[What you need to do]
Within the data that follows, how many lines carry the string "después"? Give the number alone.

[Begin Material to process]

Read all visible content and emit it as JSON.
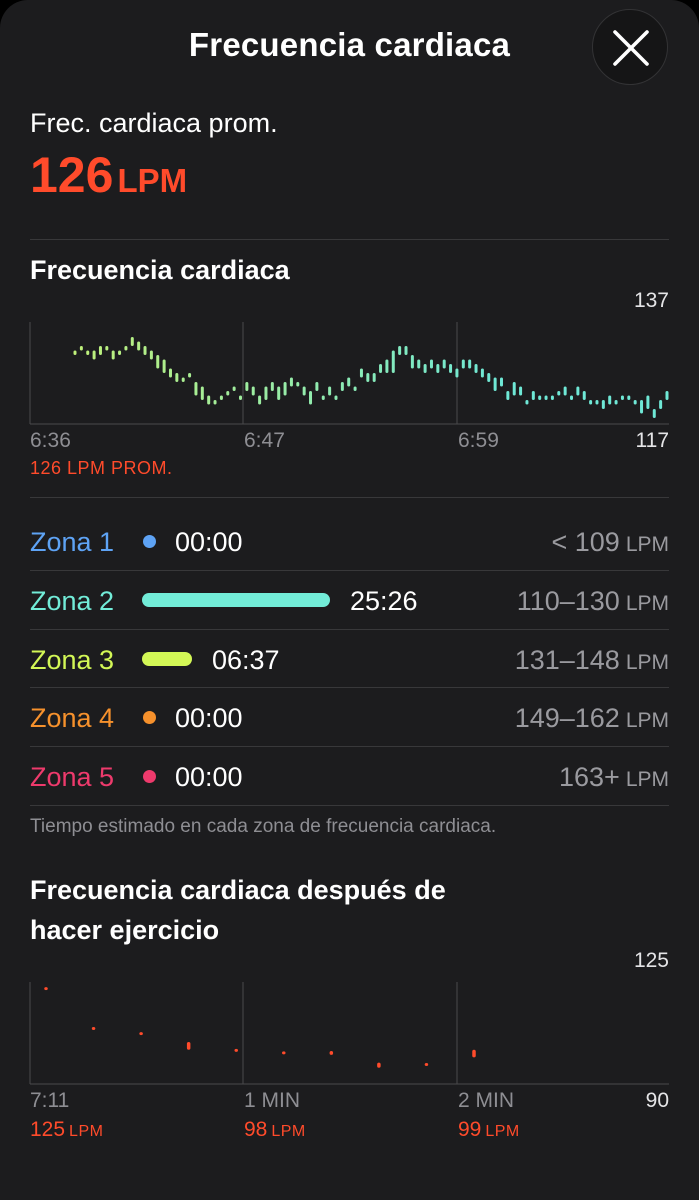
{
  "header": {
    "title": "Frecuencia cardiaca",
    "close_icon": "close-icon"
  },
  "summary": {
    "label": "Frec. cardiaca prom.",
    "value": "126",
    "unit": "LPM"
  },
  "hr_chart": {
    "title": "Frecuencia cardiaca",
    "y_max_label": "137",
    "y_min_label": "117",
    "x_labels": [
      "6:36",
      "6:47",
      "6:59"
    ],
    "avg_label": "126 LPM PROM."
  },
  "zones": [
    {
      "name": "Zona 1",
      "time": "00:00",
      "range": "< 109",
      "unit": "LPM",
      "color": "#5ea3f5",
      "fraction": 0
    },
    {
      "name": "Zona 2",
      "time": "25:26",
      "range": "110–130",
      "unit": "LPM",
      "color": "#72ecd8",
      "fraction": 0.79
    },
    {
      "name": "Zona 3",
      "time": "06:37",
      "range": "131–148",
      "unit": "LPM",
      "color": "#d3f756",
      "fraction": 0.21
    },
    {
      "name": "Zona 4",
      "time": "00:00",
      "range": "149–162",
      "unit": "LPM",
      "color": "#f6912c",
      "fraction": 0
    },
    {
      "name": "Zona 5",
      "time": "00:00",
      "range": "163+",
      "unit": "LPM",
      "color": "#ee3a6c",
      "fraction": 0
    }
  ],
  "zones_footnote": "Tiempo estimado en cada zona de frecuencia cardiaca.",
  "recovery": {
    "title_line1": "Frecuencia cardiaca después de",
    "title_line2": "hacer ejercicio",
    "y_max_label": "125",
    "y_min_label": "90",
    "x_labels": [
      "7:11",
      "1 MIN",
      "2 MIN"
    ],
    "values": [
      {
        "value": "125",
        "unit": "LPM"
      },
      {
        "value": "98",
        "unit": "LPM"
      },
      {
        "value": "99",
        "unit": "LPM"
      }
    ]
  },
  "chart_data": [
    {
      "type": "range-bar",
      "title": "Frecuencia cardiaca",
      "ylim": [
        117,
        137
      ],
      "x_ticks": [
        "6:36",
        "6:47",
        "6:59"
      ],
      "ranges": [
        [
          131,
          132
        ],
        [
          132,
          133
        ],
        [
          131,
          132
        ],
        [
          130,
          132
        ],
        [
          131,
          133
        ],
        [
          132,
          133
        ],
        [
          130,
          132
        ],
        [
          131,
          132
        ],
        [
          132,
          133
        ],
        [
          133,
          135
        ],
        [
          132,
          134
        ],
        [
          131,
          133
        ],
        [
          130,
          132
        ],
        [
          128,
          131
        ],
        [
          127,
          130
        ],
        [
          126,
          128
        ],
        [
          125,
          127
        ],
        [
          125,
          126
        ],
        [
          126,
          127
        ],
        [
          122,
          125
        ],
        [
          121,
          124
        ],
        [
          120,
          122
        ],
        [
          120,
          121
        ],
        [
          121,
          122
        ],
        [
          122,
          123
        ],
        [
          123,
          124
        ],
        [
          121,
          122
        ],
        [
          123,
          125
        ],
        [
          122,
          124
        ],
        [
          120,
          122
        ],
        [
          121,
          124
        ],
        [
          123,
          125
        ],
        [
          121,
          124
        ],
        [
          122,
          125
        ],
        [
          124,
          126
        ],
        [
          124,
          125
        ],
        [
          122,
          124
        ],
        [
          120,
          123
        ],
        [
          123,
          125
        ],
        [
          121,
          122
        ],
        [
          122,
          124
        ],
        [
          121,
          122
        ],
        [
          123,
          125
        ],
        [
          124,
          126
        ],
        [
          123,
          124
        ],
        [
          126,
          128
        ],
        [
          125,
          127
        ],
        [
          125,
          127
        ],
        [
          127,
          129
        ],
        [
          127,
          130
        ],
        [
          127,
          132
        ],
        [
          131,
          133
        ],
        [
          131,
          133
        ],
        [
          128,
          131
        ],
        [
          128,
          130
        ],
        [
          127,
          129
        ],
        [
          128,
          130
        ],
        [
          127,
          129
        ],
        [
          128,
          130
        ],
        [
          127,
          129
        ],
        [
          126,
          128
        ],
        [
          128,
          130
        ],
        [
          128,
          130
        ],
        [
          127,
          129
        ],
        [
          126,
          128
        ],
        [
          125,
          127
        ],
        [
          123,
          126
        ],
        [
          124,
          126
        ],
        [
          121,
          123
        ],
        [
          122,
          125
        ],
        [
          122,
          124
        ],
        [
          120,
          121
        ],
        [
          121,
          123
        ],
        [
          121,
          122
        ],
        [
          121,
          122
        ],
        [
          121,
          122
        ],
        [
          122,
          123
        ],
        [
          122,
          124
        ],
        [
          121,
          122
        ],
        [
          122,
          124
        ],
        [
          121,
          123
        ],
        [
          120,
          121
        ],
        [
          120,
          121
        ],
        [
          119,
          121
        ],
        [
          120,
          122
        ],
        [
          120,
          121
        ],
        [
          121,
          122
        ],
        [
          121,
          122
        ],
        [
          120,
          121
        ],
        [
          118,
          121
        ],
        [
          119,
          122
        ],
        [
          117,
          119
        ],
        [
          119,
          121
        ],
        [
          121,
          123
        ]
      ],
      "average": 126
    },
    {
      "type": "range-bar",
      "title": "Frecuencia cardiaca después de hacer ejercicio",
      "ylim": [
        90,
        125
      ],
      "x_ticks": [
        "7:11",
        "1 MIN",
        "2 MIN"
      ],
      "ranges": [
        [
          124.5,
          125
        ],
        [
          109,
          109.5
        ],
        [
          107,
          107.5
        ],
        [
          101,
          104
        ],
        [
          100.5,
          101
        ],
        [
          99.5,
          100
        ],
        [
          99,
          100.5
        ],
        [
          94,
          96
        ],
        [
          95,
          95.5
        ],
        [
          98,
          101
        ]
      ],
      "summary_values": [
        125,
        98,
        99
      ]
    }
  ]
}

[End Material to process]

[Worked answer]
2